Start of Page
Any advice on tracking down high CPU utilization?

luma · August 6, 2017, 12:19pm

I’m running Hass 0.50.2 on an x86 Ubuntu 17.04 VM with a pair of vCPUs assigned to it. For a while now (so, back a few versions) I’ve been experiencing an issue where my CPU utilization pegs at 100% some time after I open an active browser window to Hass. If I close all my browser windows, the CPU goes back to normal.

The PID of the impacted process doesn’t change, so it’s not spawning a new thread and doing something over and over. Further, the utilization is perfectly normal for some time after opening a browser window, so I can’t immediately reproduce the issue just by launching a new browser session. I haven’t yet been able to identify what exactly triggers the utilization, apart from the observation that if I close all browser sessions it goes away.

Here’s what htop looks like while the issue is happening:

Here’s the last week of utilization. On Friday I went from one vCPU to two, which is why the utilization went from flat 100% to 75%-ish while the issue was happening.

I’m not sure what other logging approach I can take to dig further into this issue. Does anyone have any ideas for how I might be able to pull more information about this behavior?

zarthan · August 6, 2017, 1:50pm

What HA logging are you doing? Log level? Size of the database? What other VMs are running? What are you hosting it on?
I have a Debian 8 VM with HA 50.2 on ESXi 6.5 and I have an embarrassingly flat usage graph. I have 7 VMs running on an Intel Skull Canyon NUC but other than a MythTV DVR most are idling most of the time.
End of Page
Start of Provided records
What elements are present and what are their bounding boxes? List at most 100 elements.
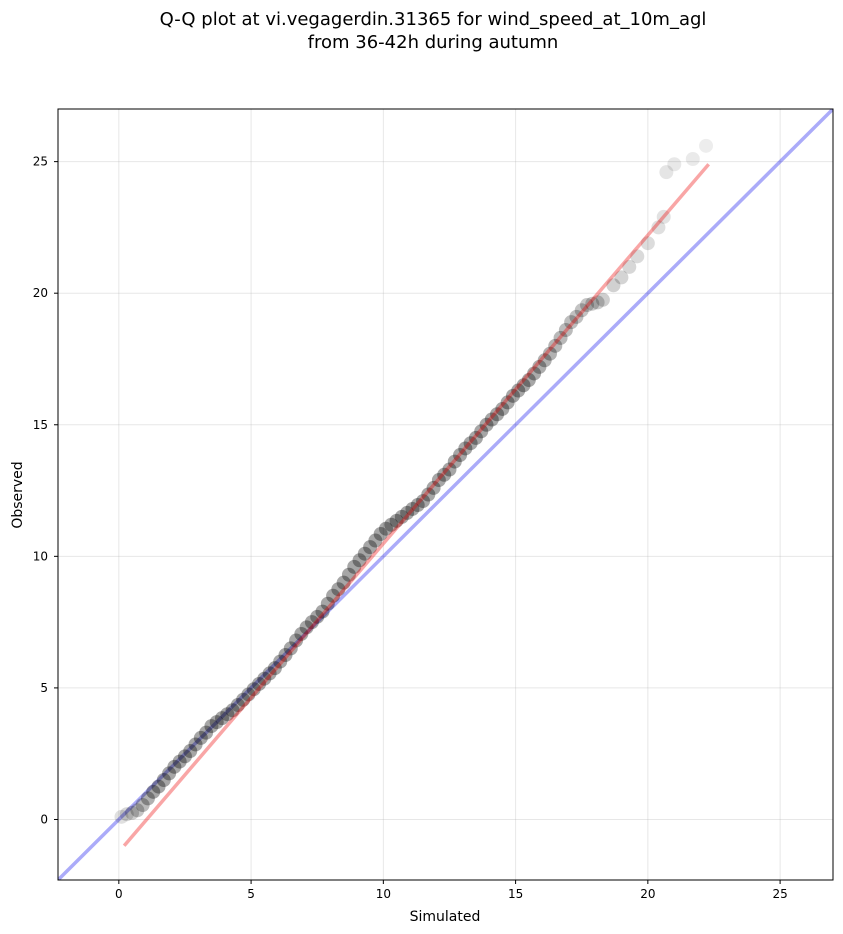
qq-point bbox=[685, 151, 700, 166]
qq-point bbox=[151, 779, 166, 794]
qq-point bbox=[320, 596, 335, 611]
qq-point bbox=[114, 809, 129, 824]
y-ticks: 0 5 10 15 20 25 bbox=[33, 155, 58, 826]
qq-point bbox=[640, 236, 655, 251]
y-tick-label: 20 bbox=[33, 286, 48, 300]
qq-point bbox=[400, 505, 415, 520]
qq-point bbox=[252, 676, 267, 691]
qq-point bbox=[267, 661, 282, 676]
qq-point bbox=[172, 754, 187, 769]
qq-point bbox=[585, 296, 600, 311]
qq-point bbox=[630, 249, 645, 264]
qq-point bbox=[273, 654, 288, 669]
qq-point bbox=[416, 494, 431, 509]
qq-point bbox=[341, 567, 356, 582]
fit-line-layer bbox=[122, 163, 711, 847]
qq-point bbox=[363, 540, 378, 555]
qq-point bbox=[257, 671, 272, 686]
qq-point bbox=[574, 303, 589, 318]
qq-point bbox=[188, 737, 203, 752]
qq-point bbox=[651, 220, 666, 235]
qq-point bbox=[262, 666, 277, 681]
qq-point bbox=[580, 298, 595, 313]
qq-point bbox=[521, 373, 536, 388]
qq-point bbox=[230, 698, 245, 713]
qq-point bbox=[431, 473, 446, 488]
qq-point bbox=[183, 744, 198, 759]
qq-point bbox=[225, 703, 240, 718]
points-layer bbox=[114, 138, 714, 824]
qq-point bbox=[246, 682, 261, 697]
qq-point bbox=[214, 711, 229, 726]
qq-point bbox=[193, 730, 208, 745]
qq-point bbox=[421, 487, 436, 502]
qq-point bbox=[315, 604, 330, 619]
qq-point bbox=[622, 259, 637, 274]
qq-point bbox=[474, 424, 489, 439]
qq-point bbox=[490, 407, 505, 422]
qq-point bbox=[204, 719, 219, 734]
x-tick-label: 5 bbox=[247, 887, 255, 901]
qq-point bbox=[283, 641, 298, 656]
qq-point bbox=[357, 546, 372, 561]
qq-point bbox=[505, 388, 520, 403]
qq-point bbox=[119, 807, 134, 822]
qq-point bbox=[236, 692, 251, 707]
qq-point bbox=[336, 575, 351, 590]
qq-point bbox=[426, 480, 441, 495]
grid-lines bbox=[58, 109, 833, 880]
qq-point bbox=[484, 412, 499, 427]
qq-point bbox=[220, 707, 235, 722]
qq-point bbox=[167, 759, 182, 774]
qq-point bbox=[468, 430, 483, 445]
qq-point bbox=[140, 791, 155, 806]
x-tick-label: 20 bbox=[640, 887, 655, 901]
plot-frame bbox=[57, 108, 834, 881]
qq-point bbox=[209, 715, 224, 730]
x-tick-label: 0 bbox=[115, 887, 123, 901]
y-tick-label: 15 bbox=[33, 418, 48, 432]
qq-point bbox=[511, 383, 526, 398]
x-tick-label: 25 bbox=[772, 887, 787, 901]
qq-point bbox=[453, 448, 468, 463]
y-tick-label: 25 bbox=[33, 155, 48, 169]
qq-point bbox=[699, 138, 714, 153]
qq-point bbox=[394, 509, 409, 524]
y-tick-label: 5 bbox=[40, 681, 48, 695]
qq-point bbox=[294, 626, 309, 641]
qq-point bbox=[656, 209, 671, 224]
qq-point bbox=[516, 378, 531, 393]
qq-point bbox=[156, 773, 171, 788]
qq-point bbox=[495, 401, 510, 416]
qq-point bbox=[389, 513, 404, 528]
qq-point bbox=[347, 559, 362, 574]
qq-point bbox=[537, 353, 552, 368]
qq-point bbox=[606, 278, 621, 293]
qq-point bbox=[368, 533, 383, 548]
x-axis-label: Simulated bbox=[410, 909, 481, 925]
qq-point bbox=[532, 359, 547, 374]
y-tick-label: 10 bbox=[33, 549, 48, 563]
qq-point bbox=[548, 338, 563, 353]
qq-point bbox=[405, 501, 420, 516]
qq-point bbox=[177, 749, 192, 764]
qq-point bbox=[558, 323, 573, 338]
chart-title-line2: from 36-42h during autumn bbox=[308, 32, 559, 53]
qq-point bbox=[289, 633, 304, 648]
qq-point bbox=[146, 784, 161, 799]
qq-point bbox=[331, 582, 346, 597]
qq-point bbox=[278, 648, 293, 663]
qq-point bbox=[667, 157, 682, 172]
qq-point bbox=[373, 526, 388, 541]
qq-point bbox=[384, 517, 399, 532]
qq-point bbox=[614, 270, 629, 285]
qq-point bbox=[199, 725, 214, 740]
qq-point bbox=[479, 417, 494, 432]
qq-point bbox=[447, 454, 462, 469]
identity-line bbox=[58, 109, 833, 880]
qq-point bbox=[352, 553, 367, 568]
qq-point bbox=[410, 498, 425, 513]
qq-point bbox=[437, 467, 452, 482]
chart-title-line1: Q-Q plot at vi.vegagerdin.31365 for wind… bbox=[160, 9, 707, 30]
End of Provided records
- [Tasks to complete]:
a – Duplicate the forum thread about high CPU utilization, everything from "I’m not sure" down to "of the time.".
b – Set down, word for word, everything in the listing from the line containing "qq-point bbox=[685, 151, 700, 166]" down to the line containing "qq-point bbox=[640, 236, 655, 251]", with both of those lines included.

- [Worked solutions]:
a –
I’m not sure what other logging approach I can take to dig further into this issue. Does anyone have any ideas for how I might be able to pull more information about this behavior?

zarthan · August 6, 2017, 1:50pm

What HA logging are you doing? Log level? Size of the database? What other VMs are running? What are you hosting it on?
I have a Debian 8 VM with HA 50.2 on ESXi 6.5 and I have an embarrassingly flat usage graph. I have 7 VMs running on an Intel Skull Canyon NUC but other than a MythTV DVR most are idling most of the time.

b –
qq-point bbox=[685, 151, 700, 166]
qq-point bbox=[151, 779, 166, 794]
qq-point bbox=[320, 596, 335, 611]
qq-point bbox=[114, 809, 129, 824]
y-ticks: 0 5 10 15 20 25 bbox=[33, 155, 58, 826]
qq-point bbox=[640, 236, 655, 251]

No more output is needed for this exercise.